● **TASK GOAL**:
Write each record again exactly as it stands.

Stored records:
•••••
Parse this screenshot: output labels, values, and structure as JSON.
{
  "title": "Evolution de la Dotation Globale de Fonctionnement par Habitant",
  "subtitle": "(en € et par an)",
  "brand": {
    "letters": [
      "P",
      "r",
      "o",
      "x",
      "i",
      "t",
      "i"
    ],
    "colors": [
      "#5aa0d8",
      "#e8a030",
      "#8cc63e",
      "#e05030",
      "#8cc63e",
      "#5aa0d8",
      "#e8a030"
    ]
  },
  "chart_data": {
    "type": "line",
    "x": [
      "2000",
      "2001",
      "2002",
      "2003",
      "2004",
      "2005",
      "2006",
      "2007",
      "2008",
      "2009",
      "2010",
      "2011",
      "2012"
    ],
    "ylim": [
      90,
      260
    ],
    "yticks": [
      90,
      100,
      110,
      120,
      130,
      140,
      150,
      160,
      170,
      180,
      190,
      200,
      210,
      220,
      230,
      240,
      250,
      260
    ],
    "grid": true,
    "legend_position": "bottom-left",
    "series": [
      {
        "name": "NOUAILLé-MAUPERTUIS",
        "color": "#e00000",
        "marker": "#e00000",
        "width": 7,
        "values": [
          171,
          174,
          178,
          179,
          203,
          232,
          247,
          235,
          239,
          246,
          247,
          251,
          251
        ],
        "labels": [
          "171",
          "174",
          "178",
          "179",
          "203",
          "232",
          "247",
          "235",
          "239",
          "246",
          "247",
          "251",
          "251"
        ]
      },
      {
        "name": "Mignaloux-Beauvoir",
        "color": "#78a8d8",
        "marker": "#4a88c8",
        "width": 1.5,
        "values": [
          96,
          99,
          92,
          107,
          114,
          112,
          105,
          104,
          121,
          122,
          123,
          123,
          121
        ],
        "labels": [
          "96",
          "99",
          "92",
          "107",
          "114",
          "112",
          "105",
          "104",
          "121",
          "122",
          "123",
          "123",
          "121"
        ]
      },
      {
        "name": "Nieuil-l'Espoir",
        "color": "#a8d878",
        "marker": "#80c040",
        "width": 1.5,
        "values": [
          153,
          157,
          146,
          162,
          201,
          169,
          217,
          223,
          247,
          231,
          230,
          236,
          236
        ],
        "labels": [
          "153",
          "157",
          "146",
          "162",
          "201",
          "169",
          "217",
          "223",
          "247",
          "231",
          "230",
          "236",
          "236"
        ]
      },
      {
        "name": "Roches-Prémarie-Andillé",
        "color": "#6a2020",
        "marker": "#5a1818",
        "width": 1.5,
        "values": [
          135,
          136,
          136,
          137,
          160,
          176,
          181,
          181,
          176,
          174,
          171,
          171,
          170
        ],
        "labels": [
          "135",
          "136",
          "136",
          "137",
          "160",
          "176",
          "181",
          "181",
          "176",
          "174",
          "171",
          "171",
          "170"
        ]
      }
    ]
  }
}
•••••
● **EXERCISE RESULT**:
Parse this screenshot: output labels, values, and structure as JSON.
{
  "title": "Evolution de la Dotation Globale de Fonctionnement par Habitant",
  "subtitle": "(en € et par an)",
  "brand": {
    "letters": [
      "P",
      "r",
      "o",
      "x",
      "i",
      "t",
      "i"
    ],
    "colors": [
      "#5aa0d8",
      "#e8a030",
      "#8cc63e",
      "#e05030",
      "#8cc63e",
      "#5aa0d8",
      "#e8a030"
    ]
  },
  "chart_data": {
    "type": "line",
    "x": [
      "2000",
      "2001",
      "2002",
      "2003",
      "2004",
      "2005",
      "2006",
      "2007",
      "2008",
      "2009",
      "2010",
      "2011",
      "2012"
    ],
    "ylim": [
      90,
      260
    ],
    "yticks": [
      90,
      100,
      110,
      120,
      130,
      140,
      150,
      160,
      170,
      180,
      190,
      200,
      210,
      220,
      230,
      240,
      250,
      260
    ],
    "grid": true,
    "legend_position": "bottom-left",
    "series": [
      {
        "name": "NOUAILLé-MAUPERTUIS",
        "color": "#e00000",
        "marker": "#e00000",
        "width": 7,
        "values": [
          171,
          174,
          178,
          179,
          203,
          232,
          247,
          235,
          239,
          246,
          247,
          251,
          251
        ],
        "labels": [
          "171",
          "174",
          "178",
          "179",
          "203",
          "232",
          "247",
          "235",
          "239",
          "246",
          "247",
          "251",
          "251"
        ]
      },
      {
        "name": "Mignaloux-Beauvoir",
        "color": "#78a8d8",
        "marker": "#4a88c8",
        "width": 1.5,
        "values": [
          96,
          99,
          92,
          107,
          114,
          112,
          105,
          104,
          121,
          122,
          123,
          123,
          121
        ],
        "labels": [
          "96",
          "99",
          "92",
          "107",
          "114",
          "112",
          "105",
          "104",
          "121",
          "122",
          "123",
          "123",
          "121"
        ]
      },
      {
        "name": "Nieuil-l'Espoir",
        "color": "#a8d878",
        "marker": "#80c040",
        "width": 1.5,
        "values": [
          153,
          157,
          146,
          162,
          201,
          169,
          217,
          223,
          247,
          231,
          230,
          236,
          236
        ],
        "labels": [
          "153",
          "157",
          "146",
          "162",
          "201",
          "169",
          "217",
          "223",
          "247",
          "231",
          "230",
          "236",
          "236"
        ]
      },
      {
        "name": "Roches-Prémarie-Andillé",
        "color": "#6a2020",
        "marker": "#5a1818",
        "width": 1.5,
        "values": [
          135,
          136,
          136,
          137,
          160,
          176,
          181,
          181,
          176,
          174,
          171,
          171,
          170
        ],
        "labels": [
          "135",
          "136",
          "136",
          "137",
          "160",
          "176",
          "181",
          "181",
          "176",
          "174",
          "171",
          "171",
          "170"
        ]
      }
    ]
  }
}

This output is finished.